## Task:
Go through the entries below and retype them exactly, omitting each picture.

Collected data entries:
= = = = = = =

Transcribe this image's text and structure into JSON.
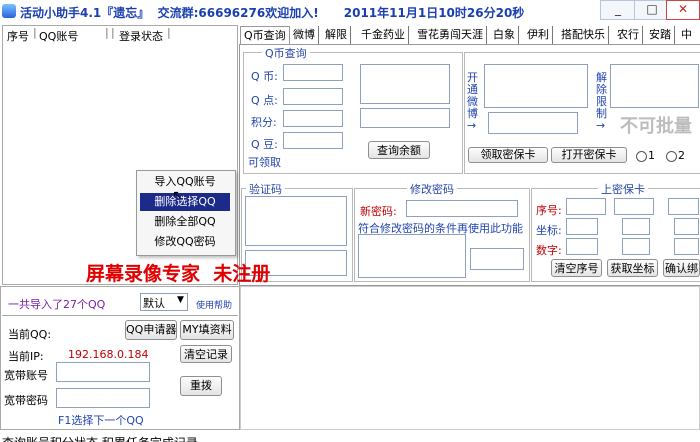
{
  "title": "活动小助手4.1『遗忘』  交流群:66696276欢迎加入!      2011年11月1日10时26分20秒",
  "window_buttons": {
    "minimize": "_",
    "maximize": "□",
    "close": "✕"
  },
  "list": {
    "headers": [
      "序号",
      "QQ账号",
      "",
      "登录状态"
    ]
  },
  "tabs": [
    "Q币查询",
    "微博",
    "解限",
    "千金药业",
    "雪花勇闯天涯",
    "白象",
    "伊利",
    "搭配快乐",
    "农行",
    "安踏",
    "中"
  ],
  "qb_query": {
    "group_title": "Q币查询",
    "labels": [
      "Q 币:",
      "Q 点:",
      "积分:",
      "Q 豆:"
    ],
    "claimable": "可领取",
    "query_button": "查询余额"
  },
  "mibao": {
    "open_label": "开通微博→",
    "remove_label": "解除限制→",
    "cannot_batch": "不可批量",
    "get_card_button": "领取密保卡",
    "open_card_button": "打开密保卡",
    "radio1": "1",
    "radio2": "2"
  },
  "captcha": {
    "group_title": "验证码"
  },
  "change_pw": {
    "group_title": "修改密码",
    "new_pw_label": "新密码:",
    "note": "符合修改密码的条件再使用此功能"
  },
  "card": {
    "group_title": "上密保卡",
    "labels": [
      "序号:",
      "坐标:",
      "数字:"
    ],
    "clear_button": "清空序号",
    "get_coord_button": "获取坐标",
    "confirm_button": "确认绑"
  },
  "context_menu": [
    "导入QQ账号",
    "删除选择QQ",
    "删除全部QQ",
    "修改QQ密码"
  ],
  "watermark": "屏幕录像专家  未注册",
  "bottom": {
    "imported_text": "一共导入了27个QQ",
    "select_value": "默认",
    "help_link": "使用帮助",
    "current_qq_label": "当前QQ:",
    "qq_apply_button": "QQ申请器",
    "my_fill_button": "MY填资料",
    "current_ip_label": "当前IP:",
    "ip_value": "192.168.0.184",
    "clear_log_button": "清空记录",
    "broadband_account_label": "宽带账号",
    "broadband_password_label": "宽带密码",
    "redial_button": "重拨",
    "f1_hint": "F1选择下一个QQ"
  },
  "status_bar": "查询账号积分状态,积累任务完成记录……"
}
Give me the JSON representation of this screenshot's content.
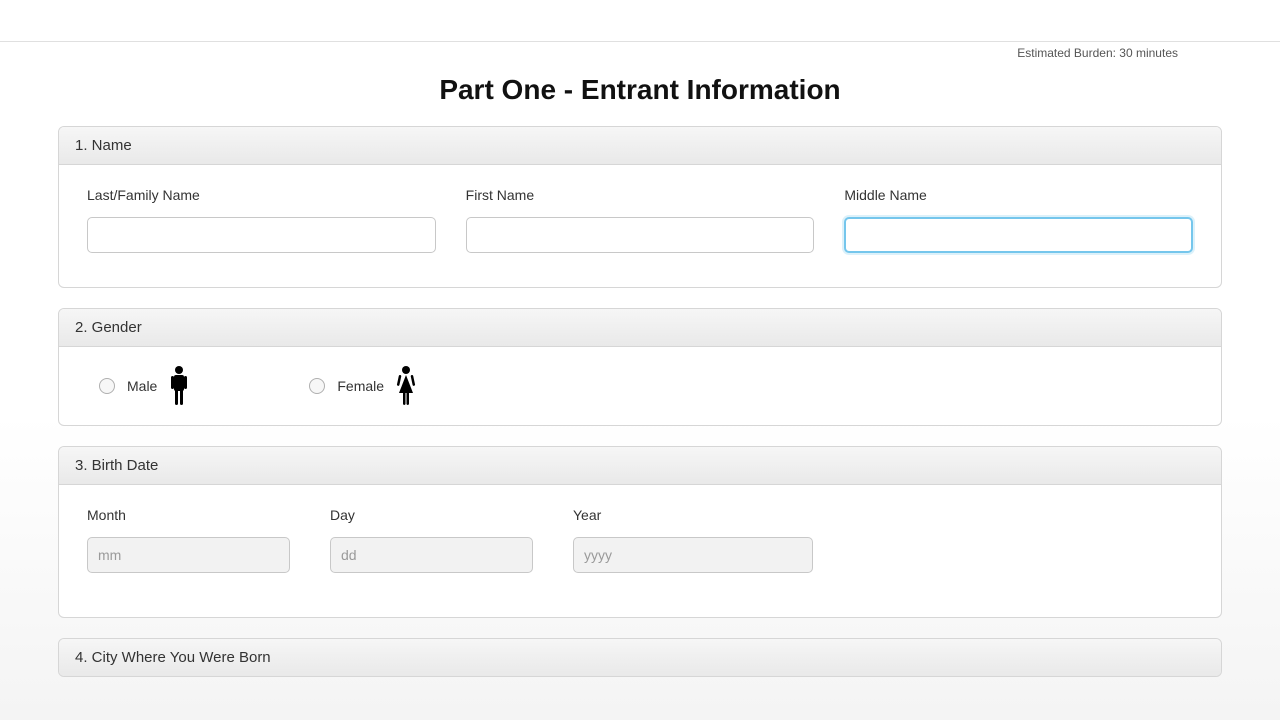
{
  "meta": {
    "burden": "Estimated Burden: 30 minutes"
  },
  "title": "Part One - Entrant Information",
  "sections": {
    "name": {
      "header": "1. Name",
      "last_label": "Last/Family Name",
      "first_label": "First Name",
      "middle_label": "Middle Name",
      "last_value": "",
      "first_value": "",
      "middle_value": ""
    },
    "gender": {
      "header": "2. Gender",
      "male_label": "Male",
      "female_label": "Female",
      "selected": ""
    },
    "birth": {
      "header": "3. Birth Date",
      "month_label": "Month",
      "day_label": "Day",
      "year_label": "Year",
      "month_placeholder": "mm",
      "day_placeholder": "dd",
      "year_placeholder": "yyyy",
      "month_value": "",
      "day_value": "",
      "year_value": ""
    },
    "city": {
      "header": "4. City Where You Were Born"
    }
  }
}
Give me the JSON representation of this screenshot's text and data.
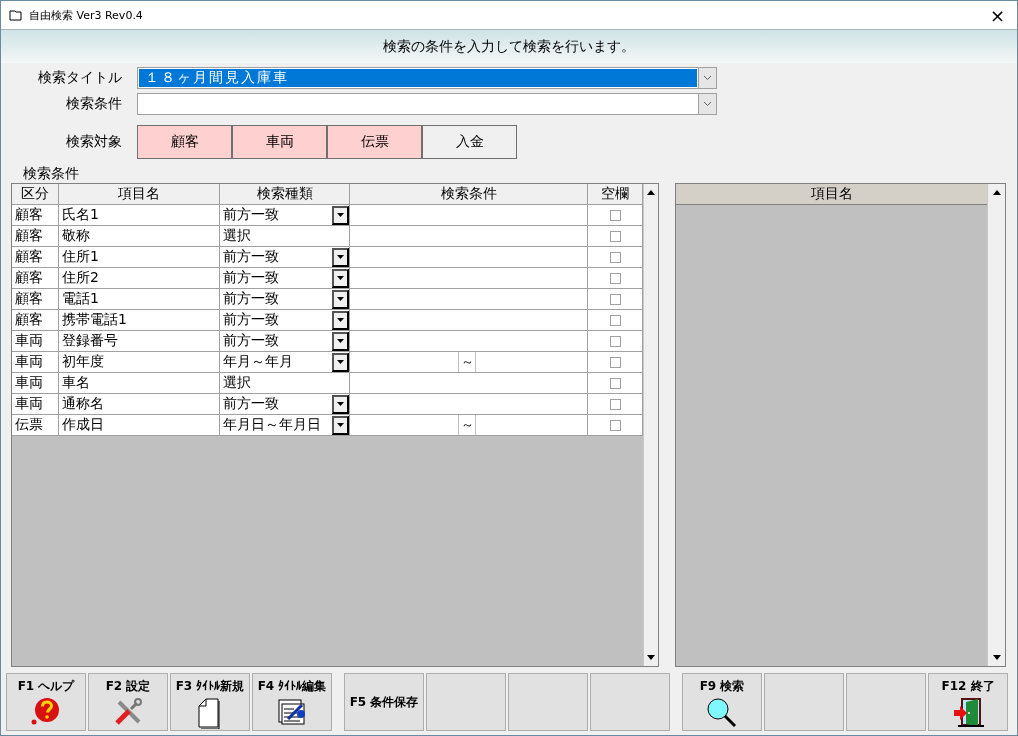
{
  "window": {
    "title": "自由検索 Ver3 Rev0.4",
    "close": "×"
  },
  "header": {
    "message": "検索の条件を入力して検索を行います。"
  },
  "form": {
    "title_field": {
      "label": "検索タイトル",
      "value": "１８ヶ月間見入庫車",
      "selected": true
    },
    "condition_field": {
      "label": "検索条件",
      "selected": false
    },
    "targets_label": "検索対象",
    "targets": [
      {
        "label": "顧客",
        "selected": true
      },
      {
        "label": "車両",
        "selected": true
      },
      {
        "label": "伝票",
        "selected": true
      },
      {
        "label": "入金",
        "selected": false
      }
    ]
  },
  "grid": {
    "section_label": "検索条件",
    "columns": [
      "区分",
      "項目名",
      "検索種類",
      "検索条件",
      "空欄"
    ],
    "rows": [
      {
        "category": "顧客",
        "item": "氏名1",
        "match": "前方一致",
        "kind": "dropdown",
        "checked": false
      },
      {
        "category": "顧客",
        "item": "敬称",
        "match": "選択",
        "kind": "plain",
        "checked": false
      },
      {
        "category": "顧客",
        "item": "住所1",
        "match": "前方一致",
        "kind": "dropdown",
        "checked": false
      },
      {
        "category": "顧客",
        "item": "住所2",
        "match": "前方一致",
        "kind": "dropdown",
        "checked": false
      },
      {
        "category": "顧客",
        "item": "電話1",
        "match": "前方一致",
        "kind": "dropdown",
        "checked": false
      },
      {
        "category": "顧客",
        "item": "携帯電話1",
        "match": "前方一致",
        "kind": "dropdown",
        "checked": false
      },
      {
        "category": "車両",
        "item": "登録番号",
        "match": "前方一致",
        "kind": "dropdown",
        "checked": false
      },
      {
        "category": "車両",
        "item": "初年度",
        "match": "年月～年月",
        "kind": "dropdown",
        "range_separator": "～",
        "checked": false
      },
      {
        "category": "車両",
        "item": "車名",
        "match": "選択",
        "kind": "plain",
        "checked": false
      },
      {
        "category": "車両",
        "item": "通称名",
        "match": "前方一致",
        "kind": "dropdown",
        "checked": false
      },
      {
        "category": "伝票",
        "item": "作成日",
        "match": "年月日～年月日",
        "kind": "dropdown",
        "range_separator": "～",
        "checked": false
      }
    ]
  },
  "result_panel": {
    "column": "項目名"
  },
  "function_key_groups": [
    [
      {
        "label": "F1 ヘルプ",
        "kind": "help"
      },
      {
        "label": "F2 設定",
        "kind": "tools"
      },
      {
        "label": "F3 ﾀｲﾄﾙ新規",
        "kind": "new-document"
      },
      {
        "label": "F4 ﾀｲﾄﾙ編集",
        "kind": "edit-document"
      }
    ],
    [
      {
        "label": "F5 条件保存",
        "kind": "text"
      },
      {
        "kind": "blank"
      },
      {
        "kind": "blank"
      },
      {
        "kind": "blank"
      }
    ],
    [
      {
        "label": "F9 検索",
        "kind": "search"
      },
      {
        "kind": "blank"
      },
      {
        "kind": "blank"
      },
      {
        "label": "F12 終了",
        "kind": "exit"
      }
    ]
  ]
}
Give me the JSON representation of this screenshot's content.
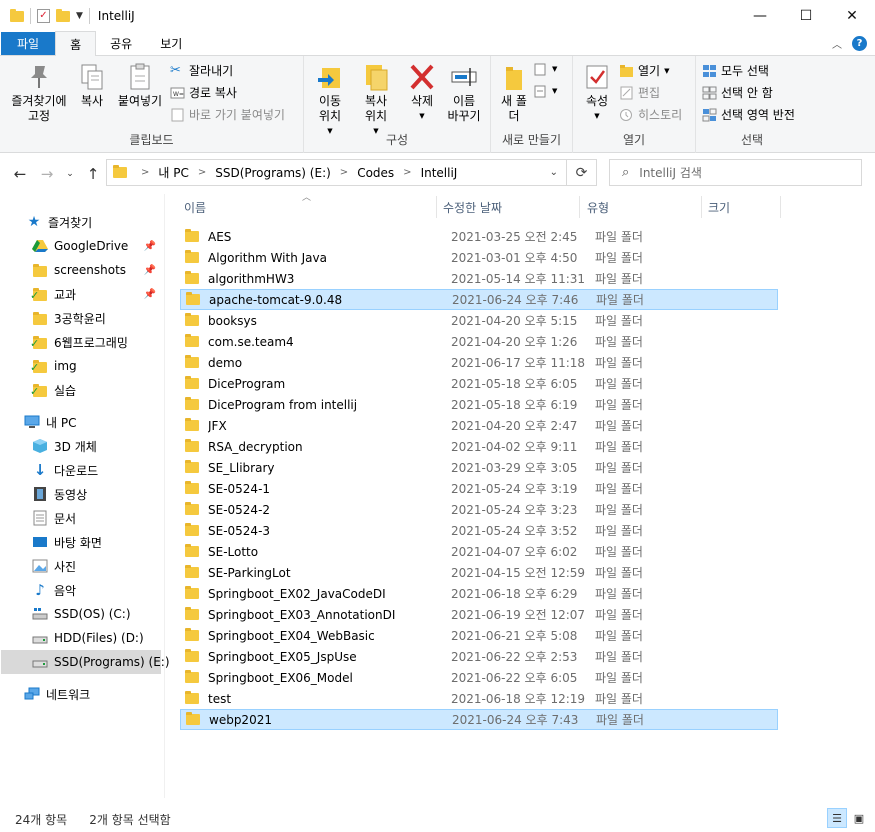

= = = = = = =

## Answer to the task:
Transcribe this image's text and structure into JSON.
{
  "title": "活动小助手4.1『遗忘』  交流群:66696276欢迎加入!      2011年11月1日10时26分20秒",
  "window_buttons": {
    "minimize": "_",
    "maximize": "□",
    "close": "✕"
  },
  "list": {
    "headers": [
      "序号",
      "QQ账号",
      "",
      "登录状态"
    ]
  },
  "tabs": [
    "Q币查询",
    "微博",
    "解限",
    "千金药业",
    "雪花勇闯天涯",
    "白象",
    "伊利",
    "搭配快乐",
    "农行",
    "安踏",
    "中"
  ],
  "qb_query": {
    "group_title": "Q币查询",
    "labels": [
      "Q 币:",
      "Q 点:",
      "积分:",
      "Q 豆:"
    ],
    "claimable": "可领取",
    "query_button": "查询余额"
  },
  "mibao": {
    "open_label": "开通微博→",
    "remove_label": "解除限制→",
    "cannot_batch": "不可批量",
    "get_card_button": "领取密保卡",
    "open_card_button": "打开密保卡",
    "radio1": "1",
    "radio2": "2"
  },
  "captcha": {
    "group_title": "验证码"
  },
  "change_pw": {
    "group_title": "修改密码",
    "new_pw_label": "新密码:",
    "note": "符合修改密码的条件再使用此功能"
  },
  "card": {
    "group_title": "上密保卡",
    "labels": [
      "序号:",
      "坐标:",
      "数字:"
    ],
    "clear_button": "清空序号",
    "get_coord_button": "获取坐标",
    "confirm_button": "确认绑"
  },
  "context_menu": [
    "导入QQ账号",
    "删除选择QQ",
    "删除全部QQ",
    "修改QQ密码"
  ],
  "watermark": "屏幕录像专家  未注册",
  "bottom": {
    "imported_text": "一共导入了27个QQ",
    "select_value": "默认",
    "help_link": "使用帮助",
    "current_qq_label": "当前QQ:",
    "qq_apply_button": "QQ申请器",
    "my_fill_button": "MY填资料",
    "current_ip_label": "当前IP:",
    "ip_value": "192.168.0.184",
    "clear_log_button": "清空记录",
    "broadband_account_label": "宽带账号",
    "broadband_password_label": "宽带密码",
    "redial_button": "重拨",
    "f1_hint": "F1选择下一个QQ"
  },
  "status_bar": "查询账号积分状态,积累任务完成记录……"
}
Give me the JSON representation of this screenshot's content.
{
  "meta": {
    "burden": "Estimated Burden: 30 minutes"
  },
  "title": "Part One - Entrant Information",
  "sections": {
    "name": {
      "header": "1. Name",
      "last_label": "Last/Family Name",
      "first_label": "First Name",
      "middle_label": "Middle Name",
      "last_value": "",
      "first_value": "",
      "middle_value": ""
    },
    "gender": {
      "header": "2. Gender",
      "male_label": "Male",
      "female_label": "Female",
      "selected": ""
    },
    "birth": {
      "header": "3. Birth Date",
      "month_label": "Month",
      "day_label": "Day",
      "year_label": "Year",
      "month_placeholder": "mm",
      "day_placeholder": "dd",
      "year_placeholder": "yyyy",
      "month_value": "",
      "day_value": "",
      "year_value": ""
    },
    "city": {
      "header": "4. City Where You Were Born"
    }
  }
}
Give me the JSON representation of this screenshot's text and data.
{
  "window": {
    "title": "自由検索 Ver3 Rev0.4",
    "close": "×"
  },
  "header": {
    "message": "検索の条件を入力して検索を行います。"
  },
  "form": {
    "title_field": {
      "label": "検索タイトル",
      "value": "１８ヶ月間見入庫車",
      "selected": true
    },
    "condition_field": {
      "label": "検索条件",
      "selected": false
    },
    "targets_label": "検索対象",
    "targets": [
      {
        "label": "顧客",
        "selected": true
      },
      {
        "label": "車両",
        "selected": true
      },
      {
        "label": "伝票",
        "selected": true
      },
      {
        "label": "入金",
        "selected": false
      }
    ]
  },
  "grid": {
    "section_label": "検索条件",
    "columns": [
      "区分",
      "項目名",
      "検索種類",
      "検索条件",
      "空欄"
    ],
    "rows": [
      {
        "category": "顧客",
        "item": "氏名1",
        "match": "前方一致",
        "kind": "dropdown",
        "checked": false
      },
      {
        "category": "顧客",
        "item": "敬称",
        "match": "選択",
        "kind": "plain",
        "checked": false
      },
      {
        "category": "顧客",
        "item": "住所1",
        "match": "前方一致",
        "kind": "dropdown",
        "checked": false
      },
      {
        "category": "顧客",
        "item": "住所2",
        "match": "前方一致",
        "kind": "dropdown",
        "checked": false
      },
      {
        "category": "顧客",
        "item": "電話1",
        "match": "前方一致",
        "kind": "dropdown",
        "checked": false
      },
      {
        "category": "顧客",
        "item": "携帯電話1",
        "match": "前方一致",
        "kind": "dropdown",
        "checked": false
      },
      {
        "category": "車両",
        "item": "登録番号",
        "match": "前方一致",
        "kind": "dropdown",
        "checked": false
      },
      {
        "category": "車両",
        "item": "初年度",
        "match": "年月～年月",
        "kind": "dropdown",
        "range_separator": "～",
        "checked": false
      },
      {
        "category": "車両",
        "item": "車名",
        "match": "選択",
        "kind": "plain",
        "checked": false
      },
      {
        "category": "車両",
        "item": "通称名",
        "match": "前方一致",
        "kind": "dropdown",
        "checked": false
      },
      {
        "category": "伝票",
        "item": "作成日",
        "match": "年月日～年月日",
        "kind": "dropdown",
        "range_separator": "～",
        "checked": false
      }
    ]
  },
  "result_panel": {
    "column": "項目名"
  },
  "function_key_groups": [
    [
      {
        "label": "F1 ヘルプ",
        "kind": "help"
      },
      {
        "label": "F2 設定",
        "kind": "tools"
      },
      {
        "label": "F3 ﾀｲﾄﾙ新規",
        "kind": "new-document"
      },
      {
        "label": "F4 ﾀｲﾄﾙ編集",
        "kind": "edit-document"
      }
    ],
    [
      {
        "label": "F5 条件保存",
        "kind": "text"
      },
      {
        "kind": "blank"
      },
      {
        "kind": "blank"
      },
      {
        "kind": "blank"
      }
    ],
    [
      {
        "label": "F9 検索",
        "kind": "search"
      },
      {
        "kind": "blank"
      },
      {
        "kind": "blank"
      },
      {
        "label": "F12 終了",
        "kind": "exit"
      }
    ]
  ]
}
Give me the JSON representation of this screenshot's content.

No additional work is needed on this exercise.